→ **Problem details**:
Go through the records and show each line where the word "text" occurs.

→ **Some records**:

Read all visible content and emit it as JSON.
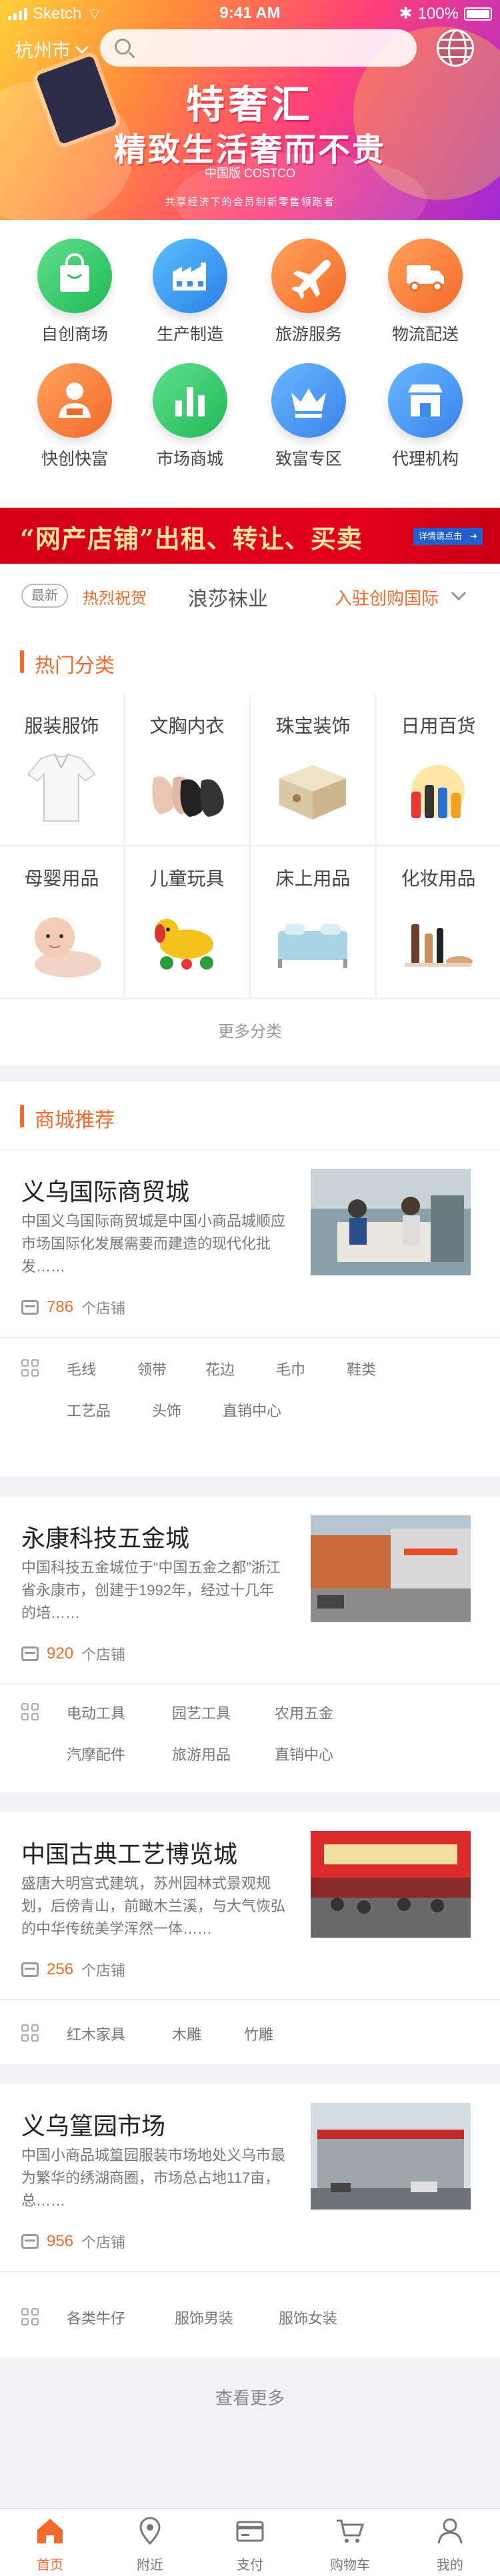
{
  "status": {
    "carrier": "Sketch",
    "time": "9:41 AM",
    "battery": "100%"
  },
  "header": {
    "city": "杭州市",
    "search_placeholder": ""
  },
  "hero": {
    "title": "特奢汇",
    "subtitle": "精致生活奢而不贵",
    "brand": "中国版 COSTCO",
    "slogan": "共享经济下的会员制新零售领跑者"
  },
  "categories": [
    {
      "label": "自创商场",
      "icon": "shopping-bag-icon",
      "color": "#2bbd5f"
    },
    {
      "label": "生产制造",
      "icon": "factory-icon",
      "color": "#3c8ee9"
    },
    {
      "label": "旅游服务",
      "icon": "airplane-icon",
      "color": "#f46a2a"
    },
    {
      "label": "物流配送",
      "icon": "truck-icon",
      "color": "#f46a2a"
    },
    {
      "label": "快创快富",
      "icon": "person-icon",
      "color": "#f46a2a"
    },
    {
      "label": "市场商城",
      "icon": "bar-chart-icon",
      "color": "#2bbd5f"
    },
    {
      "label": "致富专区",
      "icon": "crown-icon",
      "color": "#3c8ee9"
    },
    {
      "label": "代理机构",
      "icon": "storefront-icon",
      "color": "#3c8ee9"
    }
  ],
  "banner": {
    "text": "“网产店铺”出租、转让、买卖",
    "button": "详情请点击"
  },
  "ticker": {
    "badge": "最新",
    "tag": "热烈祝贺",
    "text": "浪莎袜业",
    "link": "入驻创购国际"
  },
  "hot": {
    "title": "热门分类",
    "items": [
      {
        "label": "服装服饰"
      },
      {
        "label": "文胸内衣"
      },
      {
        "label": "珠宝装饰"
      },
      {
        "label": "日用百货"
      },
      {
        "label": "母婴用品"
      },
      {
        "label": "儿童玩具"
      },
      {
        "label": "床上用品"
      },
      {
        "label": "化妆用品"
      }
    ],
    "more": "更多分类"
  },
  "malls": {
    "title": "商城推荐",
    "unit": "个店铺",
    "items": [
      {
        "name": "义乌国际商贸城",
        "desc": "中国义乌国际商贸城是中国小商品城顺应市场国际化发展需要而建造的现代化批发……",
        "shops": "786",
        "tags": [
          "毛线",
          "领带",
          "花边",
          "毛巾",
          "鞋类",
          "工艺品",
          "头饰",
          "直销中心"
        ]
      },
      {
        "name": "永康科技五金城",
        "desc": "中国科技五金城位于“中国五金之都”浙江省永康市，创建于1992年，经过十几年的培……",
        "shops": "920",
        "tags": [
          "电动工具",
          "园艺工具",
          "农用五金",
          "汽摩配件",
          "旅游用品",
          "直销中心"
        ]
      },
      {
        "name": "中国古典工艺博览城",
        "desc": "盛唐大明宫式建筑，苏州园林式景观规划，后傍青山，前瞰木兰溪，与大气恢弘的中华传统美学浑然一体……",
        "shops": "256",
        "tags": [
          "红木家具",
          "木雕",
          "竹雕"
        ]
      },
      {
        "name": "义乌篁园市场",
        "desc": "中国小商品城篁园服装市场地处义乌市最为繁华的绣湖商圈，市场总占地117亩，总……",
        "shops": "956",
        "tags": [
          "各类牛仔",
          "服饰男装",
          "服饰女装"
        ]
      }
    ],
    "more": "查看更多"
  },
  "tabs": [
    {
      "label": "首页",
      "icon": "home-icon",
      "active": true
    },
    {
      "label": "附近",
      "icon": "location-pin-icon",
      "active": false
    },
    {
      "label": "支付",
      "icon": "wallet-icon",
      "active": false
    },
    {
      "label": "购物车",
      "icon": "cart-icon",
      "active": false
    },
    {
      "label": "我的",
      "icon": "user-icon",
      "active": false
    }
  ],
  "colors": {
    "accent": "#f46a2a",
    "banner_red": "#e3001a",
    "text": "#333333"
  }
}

→ **Output for this exercise**:
    "text": "“网产店铺”出租、转让、买卖",
    "text": "浪莎袜业",
    "text": "#333333"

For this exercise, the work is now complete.